— WORK INSTRUCTIONS —
Copy out all the records, word for word.

Lines of data
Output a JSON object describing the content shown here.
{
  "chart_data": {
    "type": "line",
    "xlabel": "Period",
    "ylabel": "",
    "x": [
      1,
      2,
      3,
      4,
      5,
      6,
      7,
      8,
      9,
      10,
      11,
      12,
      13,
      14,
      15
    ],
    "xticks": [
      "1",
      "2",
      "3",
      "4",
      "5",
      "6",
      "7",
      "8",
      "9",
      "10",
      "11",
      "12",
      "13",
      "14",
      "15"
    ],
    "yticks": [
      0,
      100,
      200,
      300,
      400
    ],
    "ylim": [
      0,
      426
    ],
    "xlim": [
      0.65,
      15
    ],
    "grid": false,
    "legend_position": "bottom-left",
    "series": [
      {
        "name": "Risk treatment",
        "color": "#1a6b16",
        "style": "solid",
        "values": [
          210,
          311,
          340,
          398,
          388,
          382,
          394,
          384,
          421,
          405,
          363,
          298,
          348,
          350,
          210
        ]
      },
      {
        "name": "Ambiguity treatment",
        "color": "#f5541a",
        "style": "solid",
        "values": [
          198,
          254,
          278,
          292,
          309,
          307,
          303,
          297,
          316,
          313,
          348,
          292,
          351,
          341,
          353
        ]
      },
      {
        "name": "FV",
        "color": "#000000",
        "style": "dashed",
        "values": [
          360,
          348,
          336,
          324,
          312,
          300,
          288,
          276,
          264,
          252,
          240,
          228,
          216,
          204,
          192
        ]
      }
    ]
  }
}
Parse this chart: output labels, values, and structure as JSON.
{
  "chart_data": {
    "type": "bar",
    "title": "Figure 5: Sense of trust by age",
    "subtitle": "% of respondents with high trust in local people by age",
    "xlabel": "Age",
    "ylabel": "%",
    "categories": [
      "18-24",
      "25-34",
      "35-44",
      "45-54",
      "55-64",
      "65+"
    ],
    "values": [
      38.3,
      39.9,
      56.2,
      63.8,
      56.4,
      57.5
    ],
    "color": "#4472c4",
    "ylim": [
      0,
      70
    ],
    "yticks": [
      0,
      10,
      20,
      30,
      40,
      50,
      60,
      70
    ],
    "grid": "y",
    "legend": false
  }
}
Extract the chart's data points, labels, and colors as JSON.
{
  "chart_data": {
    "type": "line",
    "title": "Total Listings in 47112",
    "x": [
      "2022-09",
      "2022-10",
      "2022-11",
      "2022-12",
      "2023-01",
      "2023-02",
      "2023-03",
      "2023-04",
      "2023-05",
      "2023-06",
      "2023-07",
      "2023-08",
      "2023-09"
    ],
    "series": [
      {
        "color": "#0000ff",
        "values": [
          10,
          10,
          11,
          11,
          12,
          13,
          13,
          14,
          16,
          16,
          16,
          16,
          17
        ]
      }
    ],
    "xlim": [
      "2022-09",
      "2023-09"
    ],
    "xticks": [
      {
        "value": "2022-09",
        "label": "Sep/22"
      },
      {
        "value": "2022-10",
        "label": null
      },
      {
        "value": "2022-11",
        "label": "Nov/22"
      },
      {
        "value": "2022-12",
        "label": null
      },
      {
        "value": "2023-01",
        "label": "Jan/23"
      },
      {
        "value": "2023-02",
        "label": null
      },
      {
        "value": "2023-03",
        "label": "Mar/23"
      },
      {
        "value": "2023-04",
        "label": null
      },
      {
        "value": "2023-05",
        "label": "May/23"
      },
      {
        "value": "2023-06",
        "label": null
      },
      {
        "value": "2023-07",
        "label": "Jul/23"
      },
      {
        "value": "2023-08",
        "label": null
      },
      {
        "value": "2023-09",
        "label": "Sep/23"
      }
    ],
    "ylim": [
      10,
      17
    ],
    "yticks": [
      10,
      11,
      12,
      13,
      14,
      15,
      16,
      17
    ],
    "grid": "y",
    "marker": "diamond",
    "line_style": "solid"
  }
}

— TASK OUTPUT —
Output a JSON object describing the content shown here.
{
  "chart_data": {
    "type": "line",
    "xlabel": "Period",
    "ylabel": "",
    "x": [
      1,
      2,
      3,
      4,
      5,
      6,
      7,
      8,
      9,
      10,
      11,
      12,
      13,
      14,
      15
    ],
    "xticks": [
      "1",
      "2",
      "3",
      "4",
      "5",
      "6",
      "7",
      "8",
      "9",
      "10",
      "11",
      "12",
      "13",
      "14",
      "15"
    ],
    "yticks": [
      0,
      100,
      200,
      300,
      400
    ],
    "ylim": [
      0,
      426
    ],
    "xlim": [
      0.65,
      15
    ],
    "grid": false,
    "legend_position": "bottom-left",
    "series": [
      {
        "name": "Risk treatment",
        "color": "#1a6b16",
        "style": "solid",
        "values": [
          210,
          311,
          340,
          398,
          388,
          382,
          394,
          384,
          421,
          405,
          363,
          298,
          348,
          350,
          210
        ]
      },
      {
        "name": "Ambiguity treatment",
        "color": "#f5541a",
        "style": "solid",
        "values": [
          198,
          254,
          278,
          292,
          309,
          307,
          303,
          297,
          316,
          313,
          348,
          292,
          351,
          341,
          353
        ]
      },
      {
        "name": "FV",
        "color": "#000000",
        "style": "dashed",
        "values": [
          360,
          348,
          336,
          324,
          312,
          300,
          288,
          276,
          264,
          252,
          240,
          228,
          216,
          204,
          192
        ]
      }
    ]
  }
}
Parse this chart: output labels, values, and structure as JSON.
{
  "chart_data": {
    "type": "bar",
    "title": "Figure 5: Sense of trust by age",
    "subtitle": "% of respondents with high trust in local people by age",
    "xlabel": "Age",
    "ylabel": "%",
    "categories": [
      "18-24",
      "25-34",
      "35-44",
      "45-54",
      "55-64",
      "65+"
    ],
    "values": [
      38.3,
      39.9,
      56.2,
      63.8,
      56.4,
      57.5
    ],
    "color": "#4472c4",
    "ylim": [
      0,
      70
    ],
    "yticks": [
      0,
      10,
      20,
      30,
      40,
      50,
      60,
      70
    ],
    "grid": "y",
    "legend": false
  }
}
Extract the chart's data points, labels, and colors as JSON.
{
  "chart_data": {
    "type": "line",
    "title": "Total Listings in 47112",
    "x": [
      "2022-09",
      "2022-10",
      "2022-11",
      "2022-12",
      "2023-01",
      "2023-02",
      "2023-03",
      "2023-04",
      "2023-05",
      "2023-06",
      "2023-07",
      "2023-08",
      "2023-09"
    ],
    "series": [
      {
        "color": "#0000ff",
        "values": [
          10,
          10,
          11,
          11,
          12,
          13,
          13,
          14,
          16,
          16,
          16,
          16,
          17
        ]
      }
    ],
    "xlim": [
      "2022-09",
      "2023-09"
    ],
    "xticks": [
      {
        "value": "2022-09",
        "label": "Sep/22"
      },
      {
        "value": "2022-10",
        "label": null
      },
      {
        "value": "2022-11",
        "label": "Nov/22"
      },
      {
        "value": "2022-12",
        "label": null
      },
      {
        "value": "2023-01",
        "label": "Jan/23"
      },
      {
        "value": "2023-02",
        "label": null
      },
      {
        "value": "2023-03",
        "label": "Mar/23"
      },
      {
        "value": "2023-04",
        "label": null
      },
      {
        "value": "2023-05",
        "label": "May/23"
      },
      {
        "value": "2023-06",
        "label": null
      },
      {
        "value": "2023-07",
        "label": "Jul/23"
      },
      {
        "value": "2023-08",
        "label": null
      },
      {
        "value": "2023-09",
        "label": "Sep/23"
      }
    ],
    "ylim": [
      10,
      17
    ],
    "yticks": [
      10,
      11,
      12,
      13,
      14,
      15,
      16,
      17
    ],
    "grid": "y",
    "marker": "diamond",
    "line_style": "solid"
  }
}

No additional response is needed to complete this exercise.